EXERCISE
All of the data below must be repeated exactly.

DATA FOR THIS EXERCISE
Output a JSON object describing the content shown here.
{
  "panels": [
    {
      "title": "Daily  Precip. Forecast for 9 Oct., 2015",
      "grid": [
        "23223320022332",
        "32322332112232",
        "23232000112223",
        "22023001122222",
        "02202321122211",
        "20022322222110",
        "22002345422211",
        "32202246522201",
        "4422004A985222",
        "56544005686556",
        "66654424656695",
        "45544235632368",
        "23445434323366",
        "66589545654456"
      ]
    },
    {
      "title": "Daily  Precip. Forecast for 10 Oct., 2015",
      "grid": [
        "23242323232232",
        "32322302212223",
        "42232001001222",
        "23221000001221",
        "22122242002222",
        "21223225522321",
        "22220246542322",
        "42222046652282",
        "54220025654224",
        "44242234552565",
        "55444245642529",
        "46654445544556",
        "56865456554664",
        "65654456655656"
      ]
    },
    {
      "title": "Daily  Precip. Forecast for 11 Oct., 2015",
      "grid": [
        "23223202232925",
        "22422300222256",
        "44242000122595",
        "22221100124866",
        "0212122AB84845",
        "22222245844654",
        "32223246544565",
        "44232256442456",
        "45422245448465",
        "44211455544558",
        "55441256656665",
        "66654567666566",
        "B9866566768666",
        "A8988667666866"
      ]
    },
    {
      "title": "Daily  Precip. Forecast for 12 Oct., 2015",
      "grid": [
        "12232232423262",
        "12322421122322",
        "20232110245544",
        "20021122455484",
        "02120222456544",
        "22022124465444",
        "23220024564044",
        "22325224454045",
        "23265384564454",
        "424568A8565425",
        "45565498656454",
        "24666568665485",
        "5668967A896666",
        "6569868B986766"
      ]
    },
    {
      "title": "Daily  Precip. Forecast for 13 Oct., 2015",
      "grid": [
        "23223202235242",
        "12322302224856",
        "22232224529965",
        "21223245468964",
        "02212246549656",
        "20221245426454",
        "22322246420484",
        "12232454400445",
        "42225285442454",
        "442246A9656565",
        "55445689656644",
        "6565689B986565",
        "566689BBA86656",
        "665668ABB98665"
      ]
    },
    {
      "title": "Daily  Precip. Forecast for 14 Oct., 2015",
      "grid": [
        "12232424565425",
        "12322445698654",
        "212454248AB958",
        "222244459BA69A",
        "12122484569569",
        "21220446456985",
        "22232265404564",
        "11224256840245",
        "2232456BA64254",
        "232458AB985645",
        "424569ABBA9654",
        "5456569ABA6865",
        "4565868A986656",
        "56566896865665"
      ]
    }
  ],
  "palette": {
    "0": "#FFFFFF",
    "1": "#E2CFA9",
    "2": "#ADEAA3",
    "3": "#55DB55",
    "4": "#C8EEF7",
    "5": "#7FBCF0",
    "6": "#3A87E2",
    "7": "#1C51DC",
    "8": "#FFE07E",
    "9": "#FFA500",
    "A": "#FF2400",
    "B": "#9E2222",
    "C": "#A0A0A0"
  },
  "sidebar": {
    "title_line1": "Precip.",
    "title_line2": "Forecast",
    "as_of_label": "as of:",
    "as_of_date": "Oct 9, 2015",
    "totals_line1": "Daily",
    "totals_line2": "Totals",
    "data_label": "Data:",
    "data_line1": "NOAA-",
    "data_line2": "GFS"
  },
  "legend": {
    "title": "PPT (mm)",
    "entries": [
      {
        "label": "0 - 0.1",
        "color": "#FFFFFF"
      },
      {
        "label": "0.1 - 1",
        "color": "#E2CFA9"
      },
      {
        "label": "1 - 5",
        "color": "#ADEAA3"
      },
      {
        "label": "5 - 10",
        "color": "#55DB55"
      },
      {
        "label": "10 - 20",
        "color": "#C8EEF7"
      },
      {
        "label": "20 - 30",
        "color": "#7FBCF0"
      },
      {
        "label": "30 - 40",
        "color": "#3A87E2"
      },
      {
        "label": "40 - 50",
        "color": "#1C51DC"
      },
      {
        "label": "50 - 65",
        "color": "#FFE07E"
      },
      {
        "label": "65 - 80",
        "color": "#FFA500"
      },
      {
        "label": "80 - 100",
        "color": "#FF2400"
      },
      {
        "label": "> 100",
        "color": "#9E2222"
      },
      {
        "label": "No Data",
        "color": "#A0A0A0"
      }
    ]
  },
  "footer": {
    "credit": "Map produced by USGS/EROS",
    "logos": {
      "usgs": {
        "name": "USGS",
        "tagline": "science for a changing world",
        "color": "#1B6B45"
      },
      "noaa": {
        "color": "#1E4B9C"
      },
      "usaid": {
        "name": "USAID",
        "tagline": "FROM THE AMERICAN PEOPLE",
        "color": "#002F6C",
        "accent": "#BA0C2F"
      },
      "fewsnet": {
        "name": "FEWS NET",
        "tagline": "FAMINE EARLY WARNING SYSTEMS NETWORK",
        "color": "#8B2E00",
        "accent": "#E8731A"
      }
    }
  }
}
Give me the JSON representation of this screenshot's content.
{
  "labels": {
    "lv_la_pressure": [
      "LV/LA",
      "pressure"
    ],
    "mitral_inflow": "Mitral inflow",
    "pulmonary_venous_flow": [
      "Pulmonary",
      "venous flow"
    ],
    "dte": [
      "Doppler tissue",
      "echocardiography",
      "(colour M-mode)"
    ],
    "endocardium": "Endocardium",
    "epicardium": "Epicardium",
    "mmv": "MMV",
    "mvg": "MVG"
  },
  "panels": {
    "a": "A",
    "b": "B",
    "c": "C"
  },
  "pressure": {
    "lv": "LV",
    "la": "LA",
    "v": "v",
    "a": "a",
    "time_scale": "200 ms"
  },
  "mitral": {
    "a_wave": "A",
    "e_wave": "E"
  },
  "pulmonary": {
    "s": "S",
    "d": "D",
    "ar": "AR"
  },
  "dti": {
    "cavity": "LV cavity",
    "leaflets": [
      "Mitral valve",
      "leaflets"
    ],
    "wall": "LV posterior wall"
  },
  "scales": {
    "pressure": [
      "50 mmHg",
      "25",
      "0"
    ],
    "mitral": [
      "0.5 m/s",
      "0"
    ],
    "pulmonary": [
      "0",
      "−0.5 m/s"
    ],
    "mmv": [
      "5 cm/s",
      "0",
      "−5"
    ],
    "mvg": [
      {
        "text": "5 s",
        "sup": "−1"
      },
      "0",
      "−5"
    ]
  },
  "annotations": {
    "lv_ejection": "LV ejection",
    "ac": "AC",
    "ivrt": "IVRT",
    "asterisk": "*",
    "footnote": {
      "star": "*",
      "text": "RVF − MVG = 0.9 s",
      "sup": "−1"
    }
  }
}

TASK ANSWER
Output a JSON object describing the content shown here.
{
  "panels": [
    {
      "title": "Daily  Precip. Forecast for 9 Oct., 2015",
      "grid": [
        "23223320022332",
        "32322332112232",
        "23232000112223",
        "22023001122222",
        "02202321122211",
        "20022322222110",
        "22002345422211",
        "32202246522201",
        "4422004A985222",
        "56544005686556",
        "66654424656695",
        "45544235632368",
        "23445434323366",
        "66589545654456"
      ]
    },
    {
      "title": "Daily  Precip. Forecast for 10 Oct., 2015",
      "grid": [
        "23242323232232",
        "32322302212223",
        "42232001001222",
        "23221000001221",
        "22122242002222",
        "21223225522321",
        "22220246542322",
        "42222046652282",
        "54220025654224",
        "44242234552565",
        "55444245642529",
        "46654445544556",
        "56865456554664",
        "65654456655656"
      ]
    },
    {
      "title": "Daily  Precip. Forecast for 11 Oct., 2015",
      "grid": [
        "23223202232925",
        "22422300222256",
        "44242000122595",
        "22221100124866",
        "0212122AB84845",
        "22222245844654",
        "32223246544565",
        "44232256442456",
        "45422245448465",
        "44211455544558",
        "55441256656665",
        "66654567666566",
        "B9866566768666",
        "A8988667666866"
      ]
    },
    {
      "title": "Daily  Precip. Forecast for 12 Oct., 2015",
      "grid": [
        "12232232423262",
        "12322421122322",
        "20232110245544",
        "20021122455484",
        "02120222456544",
        "22022124465444",
        "23220024564044",
        "22325224454045",
        "23265384564454",
        "424568A8565425",
        "45565498656454",
        "24666568665485",
        "5668967A896666",
        "6569868B986766"
      ]
    },
    {
      "title": "Daily  Precip. Forecast for 13 Oct., 2015",
      "grid": [
        "23223202235242",
        "12322302224856",
        "22232224529965",
        "21223245468964",
        "02212246549656",
        "20221245426454",
        "22322246420484",
        "12232454400445",
        "42225285442454",
        "442246A9656565",
        "55445689656644",
        "6565689B986565",
        "566689BBA86656",
        "665668ABB98665"
      ]
    },
    {
      "title": "Daily  Precip. Forecast for 14 Oct., 2015",
      "grid": [
        "12232424565425",
        "12322445698654",
        "212454248AB958",
        "222244459BA69A",
        "12122484569569",
        "21220446456985",
        "22232265404564",
        "11224256840245",
        "2232456BA64254",
        "232458AB985645",
        "424569ABBA9654",
        "5456569ABA6865",
        "4565868A986656",
        "56566896865665"
      ]
    }
  ],
  "palette": {
    "0": "#FFFFFF",
    "1": "#E2CFA9",
    "2": "#ADEAA3",
    "3": "#55DB55",
    "4": "#C8EEF7",
    "5": "#7FBCF0",
    "6": "#3A87E2",
    "7": "#1C51DC",
    "8": "#FFE07E",
    "9": "#FFA500",
    "A": "#FF2400",
    "B": "#9E2222",
    "C": "#A0A0A0"
  },
  "sidebar": {
    "title_line1": "Precip.",
    "title_line2": "Forecast",
    "as_of_label": "as of:",
    "as_of_date": "Oct 9, 2015",
    "totals_line1": "Daily",
    "totals_line2": "Totals",
    "data_label": "Data:",
    "data_line1": "NOAA-",
    "data_line2": "GFS"
  },
  "legend": {
    "title": "PPT (mm)",
    "entries": [
      {
        "label": "0 - 0.1",
        "color": "#FFFFFF"
      },
      {
        "label": "0.1 - 1",
        "color": "#E2CFA9"
      },
      {
        "label": "1 - 5",
        "color": "#ADEAA3"
      },
      {
        "label": "5 - 10",
        "color": "#55DB55"
      },
      {
        "label": "10 - 20",
        "color": "#C8EEF7"
      },
      {
        "label": "20 - 30",
        "color": "#7FBCF0"
      },
      {
        "label": "30 - 40",
        "color": "#3A87E2"
      },
      {
        "label": "40 - 50",
        "color": "#1C51DC"
      },
      {
        "label": "50 - 65",
        "color": "#FFE07E"
      },
      {
        "label": "65 - 80",
        "color": "#FFA500"
      },
      {
        "label": "80 - 100",
        "color": "#FF2400"
      },
      {
        "label": "> 100",
        "color": "#9E2222"
      },
      {
        "label": "No Data",
        "color": "#A0A0A0"
      }
    ]
  },
  "footer": {
    "credit": "Map produced by USGS/EROS",
    "logos": {
      "usgs": {
        "name": "USGS",
        "tagline": "science for a changing world",
        "color": "#1B6B45"
      },
      "noaa": {
        "color": "#1E4B9C"
      },
      "usaid": {
        "name": "USAID",
        "tagline": "FROM THE AMERICAN PEOPLE",
        "color": "#002F6C",
        "accent": "#BA0C2F"
      },
      "fewsnet": {
        "name": "FEWS NET",
        "tagline": "FAMINE EARLY WARNING SYSTEMS NETWORK",
        "color": "#8B2E00",
        "accent": "#E8731A"
      }
    }
  }
}
Give me the JSON representation of this screenshot's content.
{
  "labels": {
    "lv_la_pressure": [
      "LV/LA",
      "pressure"
    ],
    "mitral_inflow": "Mitral inflow",
    "pulmonary_venous_flow": [
      "Pulmonary",
      "venous flow"
    ],
    "dte": [
      "Doppler tissue",
      "echocardiography",
      "(colour M-mode)"
    ],
    "endocardium": "Endocardium",
    "epicardium": "Epicardium",
    "mmv": "MMV",
    "mvg": "MVG"
  },
  "panels": {
    "a": "A",
    "b": "B",
    "c": "C"
  },
  "pressure": {
    "lv": "LV",
    "la": "LA",
    "v": "v",
    "a": "a",
    "time_scale": "200 ms"
  },
  "mitral": {
    "a_wave": "A",
    "e_wave": "E"
  },
  "pulmonary": {
    "s": "S",
    "d": "D",
    "ar": "AR"
  },
  "dti": {
    "cavity": "LV cavity",
    "leaflets": [
      "Mitral valve",
      "leaflets"
    ],
    "wall": "LV posterior wall"
  },
  "scales": {
    "pressure": [
      "50 mmHg",
      "25",
      "0"
    ],
    "mitral": [
      "0.5 m/s",
      "0"
    ],
    "pulmonary": [
      "0",
      "−0.5 m/s"
    ],
    "mmv": [
      "5 cm/s",
      "0",
      "−5"
    ],
    "mvg": [
      {
        "text": "5 s",
        "sup": "−1"
      },
      "0",
      "−5"
    ]
  },
  "annotations": {
    "lv_ejection": "LV ejection",
    "ac": "AC",
    "ivrt": "IVRT",
    "asterisk": "*",
    "footnote": {
      "star": "*",
      "text": "RVF − MVG = 0.9 s",
      "sup": "−1"
    }
  }
}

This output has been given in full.